§ WRITTEN PROBLEM: Give the listing below again in full, exactly as written.

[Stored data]
╭──
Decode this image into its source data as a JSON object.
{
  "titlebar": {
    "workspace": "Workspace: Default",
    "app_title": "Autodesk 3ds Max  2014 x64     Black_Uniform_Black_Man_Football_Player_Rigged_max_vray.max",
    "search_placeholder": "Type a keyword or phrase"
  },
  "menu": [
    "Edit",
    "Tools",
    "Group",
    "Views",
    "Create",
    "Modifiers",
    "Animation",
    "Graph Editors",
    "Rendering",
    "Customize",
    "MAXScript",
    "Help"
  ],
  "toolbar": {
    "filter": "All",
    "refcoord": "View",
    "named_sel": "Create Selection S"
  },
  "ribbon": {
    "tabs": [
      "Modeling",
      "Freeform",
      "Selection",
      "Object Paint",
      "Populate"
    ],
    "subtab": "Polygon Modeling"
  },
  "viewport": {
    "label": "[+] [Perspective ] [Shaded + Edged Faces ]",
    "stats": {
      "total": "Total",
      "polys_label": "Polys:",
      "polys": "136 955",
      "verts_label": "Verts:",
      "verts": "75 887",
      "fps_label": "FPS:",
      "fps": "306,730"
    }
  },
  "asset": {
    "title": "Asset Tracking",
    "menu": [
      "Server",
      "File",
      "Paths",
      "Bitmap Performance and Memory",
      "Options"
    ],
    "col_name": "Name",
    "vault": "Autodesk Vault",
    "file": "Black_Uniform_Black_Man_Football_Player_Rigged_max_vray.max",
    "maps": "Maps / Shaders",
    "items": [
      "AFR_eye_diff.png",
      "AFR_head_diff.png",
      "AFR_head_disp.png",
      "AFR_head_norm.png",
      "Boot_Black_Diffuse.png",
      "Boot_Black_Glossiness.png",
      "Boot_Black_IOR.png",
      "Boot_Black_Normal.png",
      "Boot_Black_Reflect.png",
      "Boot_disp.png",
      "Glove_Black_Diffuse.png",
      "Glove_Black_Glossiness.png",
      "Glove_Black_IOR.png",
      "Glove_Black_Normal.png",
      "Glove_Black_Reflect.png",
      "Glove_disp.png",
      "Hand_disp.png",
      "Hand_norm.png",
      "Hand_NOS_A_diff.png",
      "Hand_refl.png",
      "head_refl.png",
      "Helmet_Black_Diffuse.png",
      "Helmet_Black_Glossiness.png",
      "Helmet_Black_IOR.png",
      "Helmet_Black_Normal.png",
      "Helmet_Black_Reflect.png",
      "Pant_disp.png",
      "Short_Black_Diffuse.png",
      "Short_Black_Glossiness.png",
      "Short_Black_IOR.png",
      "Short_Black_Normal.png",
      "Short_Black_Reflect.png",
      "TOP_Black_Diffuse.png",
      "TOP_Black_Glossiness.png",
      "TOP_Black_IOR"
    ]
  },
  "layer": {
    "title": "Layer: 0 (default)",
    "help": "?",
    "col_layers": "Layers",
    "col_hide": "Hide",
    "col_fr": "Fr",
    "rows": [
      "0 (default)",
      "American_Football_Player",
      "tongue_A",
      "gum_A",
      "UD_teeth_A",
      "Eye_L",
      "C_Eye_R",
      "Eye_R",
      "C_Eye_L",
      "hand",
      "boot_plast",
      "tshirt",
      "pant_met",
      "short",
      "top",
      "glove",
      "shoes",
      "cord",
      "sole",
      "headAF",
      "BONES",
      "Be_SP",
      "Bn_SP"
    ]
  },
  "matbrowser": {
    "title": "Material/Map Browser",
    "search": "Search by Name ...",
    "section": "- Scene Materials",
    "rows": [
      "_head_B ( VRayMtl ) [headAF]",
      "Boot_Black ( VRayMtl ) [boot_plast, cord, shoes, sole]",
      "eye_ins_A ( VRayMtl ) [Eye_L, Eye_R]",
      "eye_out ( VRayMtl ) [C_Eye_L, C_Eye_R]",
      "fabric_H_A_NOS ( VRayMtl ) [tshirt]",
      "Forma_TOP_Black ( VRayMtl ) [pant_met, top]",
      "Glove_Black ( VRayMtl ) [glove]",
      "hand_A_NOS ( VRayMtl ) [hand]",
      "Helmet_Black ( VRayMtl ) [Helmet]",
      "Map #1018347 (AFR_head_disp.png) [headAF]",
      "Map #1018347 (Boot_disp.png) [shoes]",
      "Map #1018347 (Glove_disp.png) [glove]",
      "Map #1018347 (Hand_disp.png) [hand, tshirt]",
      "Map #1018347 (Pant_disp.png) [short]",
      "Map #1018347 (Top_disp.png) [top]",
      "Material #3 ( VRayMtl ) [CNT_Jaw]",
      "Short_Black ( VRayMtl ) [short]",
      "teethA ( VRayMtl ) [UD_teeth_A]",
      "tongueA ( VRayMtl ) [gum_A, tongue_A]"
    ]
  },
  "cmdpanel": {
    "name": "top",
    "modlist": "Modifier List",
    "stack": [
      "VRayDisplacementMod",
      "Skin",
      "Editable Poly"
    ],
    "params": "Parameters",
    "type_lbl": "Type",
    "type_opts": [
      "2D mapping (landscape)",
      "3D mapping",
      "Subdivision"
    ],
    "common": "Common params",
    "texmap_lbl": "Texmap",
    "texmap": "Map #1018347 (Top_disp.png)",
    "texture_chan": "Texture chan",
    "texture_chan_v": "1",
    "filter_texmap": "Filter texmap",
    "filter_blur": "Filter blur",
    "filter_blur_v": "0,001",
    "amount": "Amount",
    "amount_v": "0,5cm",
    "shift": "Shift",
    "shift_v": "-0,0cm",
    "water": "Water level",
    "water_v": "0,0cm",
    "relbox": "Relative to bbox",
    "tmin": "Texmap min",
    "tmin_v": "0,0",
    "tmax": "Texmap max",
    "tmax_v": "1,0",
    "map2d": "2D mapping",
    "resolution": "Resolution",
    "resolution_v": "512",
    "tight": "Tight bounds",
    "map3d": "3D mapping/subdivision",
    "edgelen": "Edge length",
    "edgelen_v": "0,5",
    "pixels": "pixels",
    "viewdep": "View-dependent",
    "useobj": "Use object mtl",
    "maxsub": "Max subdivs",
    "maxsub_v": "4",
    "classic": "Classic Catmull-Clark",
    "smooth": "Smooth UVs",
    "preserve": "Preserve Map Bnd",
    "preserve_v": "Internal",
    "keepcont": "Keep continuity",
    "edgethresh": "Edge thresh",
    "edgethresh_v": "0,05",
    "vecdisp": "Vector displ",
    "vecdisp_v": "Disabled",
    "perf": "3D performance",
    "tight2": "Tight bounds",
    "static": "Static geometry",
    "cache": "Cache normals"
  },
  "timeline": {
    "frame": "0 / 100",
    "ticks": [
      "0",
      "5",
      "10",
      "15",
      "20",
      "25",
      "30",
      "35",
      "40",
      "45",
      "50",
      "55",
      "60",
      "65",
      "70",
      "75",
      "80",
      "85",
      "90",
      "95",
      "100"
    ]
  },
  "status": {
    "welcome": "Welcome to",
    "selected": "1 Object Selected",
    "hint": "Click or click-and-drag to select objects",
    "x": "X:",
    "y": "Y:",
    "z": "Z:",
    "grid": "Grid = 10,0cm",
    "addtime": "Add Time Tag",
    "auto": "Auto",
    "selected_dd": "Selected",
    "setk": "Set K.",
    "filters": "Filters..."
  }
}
╰──
§ FINAL RESULT:
Decode this image into its source data as a JSON object.
{
  "titlebar": {
    "workspace": "Workspace: Default",
    "app_title": "Autodesk 3ds Max  2014 x64     Black_Uniform_Black_Man_Football_Player_Rigged_max_vray.max",
    "search_placeholder": "Type a keyword or phrase"
  },
  "menu": [
    "Edit",
    "Tools",
    "Group",
    "Views",
    "Create",
    "Modifiers",
    "Animation",
    "Graph Editors",
    "Rendering",
    "Customize",
    "MAXScript",
    "Help"
  ],
  "toolbar": {
    "filter": "All",
    "refcoord": "View",
    "named_sel": "Create Selection S"
  },
  "ribbon": {
    "tabs": [
      "Modeling",
      "Freeform",
      "Selection",
      "Object Paint",
      "Populate"
    ],
    "subtab": "Polygon Modeling"
  },
  "viewport": {
    "label": "[+] [Perspective ] [Shaded + Edged Faces ]",
    "stats": {
      "total": "Total",
      "polys_label": "Polys:",
      "polys": "136 955",
      "verts_label": "Verts:",
      "verts": "75 887",
      "fps_label": "FPS:",
      "fps": "306,730"
    }
  },
  "asset": {
    "title": "Asset Tracking",
    "menu": [
      "Server",
      "File",
      "Paths",
      "Bitmap Performance and Memory",
      "Options"
    ],
    "col_name": "Name",
    "vault": "Autodesk Vault",
    "file": "Black_Uniform_Black_Man_Football_Player_Rigged_max_vray.max",
    "maps": "Maps / Shaders",
    "items": [
      "AFR_eye_diff.png",
      "AFR_head_diff.png",
      "AFR_head_disp.png",
      "AFR_head_norm.png",
      "Boot_Black_Diffuse.png",
      "Boot_Black_Glossiness.png",
      "Boot_Black_IOR.png",
      "Boot_Black_Normal.png",
      "Boot_Black_Reflect.png",
      "Boot_disp.png",
      "Glove_Black_Diffuse.png",
      "Glove_Black_Glossiness.png",
      "Glove_Black_IOR.png",
      "Glove_Black_Normal.png",
      "Glove_Black_Reflect.png",
      "Glove_disp.png",
      "Hand_disp.png",
      "Hand_norm.png",
      "Hand_NOS_A_diff.png",
      "Hand_refl.png",
      "head_refl.png",
      "Helmet_Black_Diffuse.png",
      "Helmet_Black_Glossiness.png",
      "Helmet_Black_IOR.png",
      "Helmet_Black_Normal.png",
      "Helmet_Black_Reflect.png",
      "Pant_disp.png",
      "Short_Black_Diffuse.png",
      "Short_Black_Glossiness.png",
      "Short_Black_IOR.png",
      "Short_Black_Normal.png",
      "Short_Black_Reflect.png",
      "TOP_Black_Diffuse.png",
      "TOP_Black_Glossiness.png",
      "TOP_Black_IOR"
    ]
  },
  "layer": {
    "title": "Layer: 0 (default)",
    "help": "?",
    "col_layers": "Layers",
    "col_hide": "Hide",
    "col_fr": "Fr",
    "rows": [
      "0 (default)",
      "American_Football_Player",
      "tongue_A",
      "gum_A",
      "UD_teeth_A",
      "Eye_L",
      "C_Eye_R",
      "Eye_R",
      "C_Eye_L",
      "hand",
      "boot_plast",
      "tshirt",
      "pant_met",
      "short",
      "top",
      "glove",
      "shoes",
      "cord",
      "sole",
      "headAF",
      "BONES",
      "Be_SP",
      "Bn_SP"
    ]
  },
  "matbrowser": {
    "title": "Material/Map Browser",
    "search": "Search by Name ...",
    "section": "- Scene Materials",
    "rows": [
      "_head_B ( VRayMtl ) [headAF]",
      "Boot_Black ( VRayMtl ) [boot_plast, cord, shoes, sole]",
      "eye_ins_A ( VRayMtl ) [Eye_L, Eye_R]",
      "eye_out ( VRayMtl ) [C_Eye_L, C_Eye_R]",
      "fabric_H_A_NOS ( VRayMtl ) [tshirt]",
      "Forma_TOP_Black ( VRayMtl ) [pant_met, top]",
      "Glove_Black ( VRayMtl ) [glove]",
      "hand_A_NOS ( VRayMtl ) [hand]",
      "Helmet_Black ( VRayMtl ) [Helmet]",
      "Map #1018347 (AFR_head_disp.png) [headAF]",
      "Map #1018347 (Boot_disp.png) [shoes]",
      "Map #1018347 (Glove_disp.png) [glove]",
      "Map #1018347 (Hand_disp.png) [hand, tshirt]",
      "Map #1018347 (Pant_disp.png) [short]",
      "Map #1018347 (Top_disp.png) [top]",
      "Material #3 ( VRayMtl ) [CNT_Jaw]",
      "Short_Black ( VRayMtl ) [short]",
      "teethA ( VRayMtl ) [UD_teeth_A]",
      "tongueA ( VRayMtl ) [gum_A, tongue_A]"
    ]
  },
  "cmdpanel": {
    "name": "top",
    "modlist": "Modifier List",
    "stack": [
      "VRayDisplacementMod",
      "Skin",
      "Editable Poly"
    ],
    "params": "Parameters",
    "type_lbl": "Type",
    "type_opts": [
      "2D mapping (landscape)",
      "3D mapping",
      "Subdivision"
    ],
    "common": "Common params",
    "texmap_lbl": "Texmap",
    "texmap": "Map #1018347 (Top_disp.png)",
    "texture_chan": "Texture chan",
    "texture_chan_v": "1",
    "filter_texmap": "Filter texmap",
    "filter_blur": "Filter blur",
    "filter_blur_v": "0,001",
    "amount": "Amount",
    "amount_v": "0,5cm",
    "shift": "Shift",
    "shift_v": "-0,0cm",
    "water": "Water level",
    "water_v": "0,0cm",
    "relbox": "Relative to bbox",
    "tmin": "Texmap min",
    "tmin_v": "0,0",
    "tmax": "Texmap max",
    "tmax_v": "1,0",
    "map2d": "2D mapping",
    "resolution": "Resolution",
    "resolution_v": "512",
    "tight": "Tight bounds",
    "map3d": "3D mapping/subdivision",
    "edgelen": "Edge length",
    "edgelen_v": "0,5",
    "pixels": "pixels",
    "viewdep": "View-dependent",
    "useobj": "Use object mtl",
    "maxsub": "Max subdivs",
    "maxsub_v": "4",
    "classic": "Classic Catmull-Clark",
    "smooth": "Smooth UVs",
    "preserve": "Preserve Map Bnd",
    "preserve_v": "Internal",
    "keepcont": "Keep continuity",
    "edgethresh": "Edge thresh",
    "edgethresh_v": "0,05",
    "vecdisp": "Vector displ",
    "vecdisp_v": "Disabled",
    "perf": "3D performance",
    "tight2": "Tight bounds",
    "static": "Static geometry",
    "cache": "Cache normals"
  },
  "timeline": {
    "frame": "0 / 100",
    "ticks": [
      "0",
      "5",
      "10",
      "15",
      "20",
      "25",
      "30",
      "35",
      "40",
      "45",
      "50",
      "55",
      "60",
      "65",
      "70",
      "75",
      "80",
      "85",
      "90",
      "95",
      "100"
    ]
  },
  "status": {
    "welcome": "Welcome to",
    "selected": "1 Object Selected",
    "hint": "Click or click-and-drag to select objects",
    "x": "X:",
    "y": "Y:",
    "z": "Z:",
    "grid": "Grid = 10,0cm",
    "addtime": "Add Time Tag",
    "auto": "Auto",
    "selected_dd": "Selected",
    "setk": "Set K.",
    "filters": "Filters..."
  }
}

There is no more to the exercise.